CHALLENGE: Copy out every line of the records below that contains the string "sterilization". The match must follow the same uppercase and lowercase letters.

LISTED ENTRIES:
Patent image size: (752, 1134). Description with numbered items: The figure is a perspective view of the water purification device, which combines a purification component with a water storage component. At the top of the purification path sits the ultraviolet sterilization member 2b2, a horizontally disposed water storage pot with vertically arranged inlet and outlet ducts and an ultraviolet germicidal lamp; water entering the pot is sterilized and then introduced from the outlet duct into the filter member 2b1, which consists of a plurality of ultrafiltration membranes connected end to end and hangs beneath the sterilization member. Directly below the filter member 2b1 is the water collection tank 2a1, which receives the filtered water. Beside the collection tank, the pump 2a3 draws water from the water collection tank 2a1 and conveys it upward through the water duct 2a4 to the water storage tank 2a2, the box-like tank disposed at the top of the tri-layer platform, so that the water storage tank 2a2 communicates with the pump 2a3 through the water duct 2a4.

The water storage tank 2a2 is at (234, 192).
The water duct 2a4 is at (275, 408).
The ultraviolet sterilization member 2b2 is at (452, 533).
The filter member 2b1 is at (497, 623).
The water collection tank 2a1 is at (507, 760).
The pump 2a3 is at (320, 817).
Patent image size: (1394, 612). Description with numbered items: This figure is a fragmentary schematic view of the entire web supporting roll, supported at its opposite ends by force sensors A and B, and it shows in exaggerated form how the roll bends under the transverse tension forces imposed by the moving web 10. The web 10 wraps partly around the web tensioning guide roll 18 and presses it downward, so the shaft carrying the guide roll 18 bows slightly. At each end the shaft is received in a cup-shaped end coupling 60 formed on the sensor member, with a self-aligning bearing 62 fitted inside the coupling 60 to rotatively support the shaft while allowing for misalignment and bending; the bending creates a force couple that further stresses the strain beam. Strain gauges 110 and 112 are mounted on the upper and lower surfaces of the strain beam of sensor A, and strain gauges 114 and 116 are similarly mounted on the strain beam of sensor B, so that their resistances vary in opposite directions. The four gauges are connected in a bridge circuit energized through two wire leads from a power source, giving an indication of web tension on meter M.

SOLVED PROBLEM:
Patent image size: (752, 1134). Description with numbered items: The figure is a perspective view of the water purification device, which combines a purification component with a water storage component. At the top of the purification path sits the ultraviolet sterilization member 2b2, a horizontally disposed water storage pot with vertically arranged inlet and outlet ducts and an ultraviolet germicidal lamp; water entering the pot is sterilized and then introduced from the outlet duct into the filter member 2b1, which consists of a plurality of ultrafiltration membranes connected end to end and hangs beneath the sterilization member. Directly below the filter member 2b1 is the water collection tank 2a1, which receives the filtered water. Beside the collection tank, the pump 2a3 draws water from the water collection tank 2a1 and conveys it upward through the water duct 2a4 to the water storage tank 2a2, the box-like tank disposed at the top of the tri-layer platform, so that the water storage tank 2a2 communicates with the pump 2a3 through the water duct 2a4.
The ultraviolet sterilization member 2b2 is at (452, 533).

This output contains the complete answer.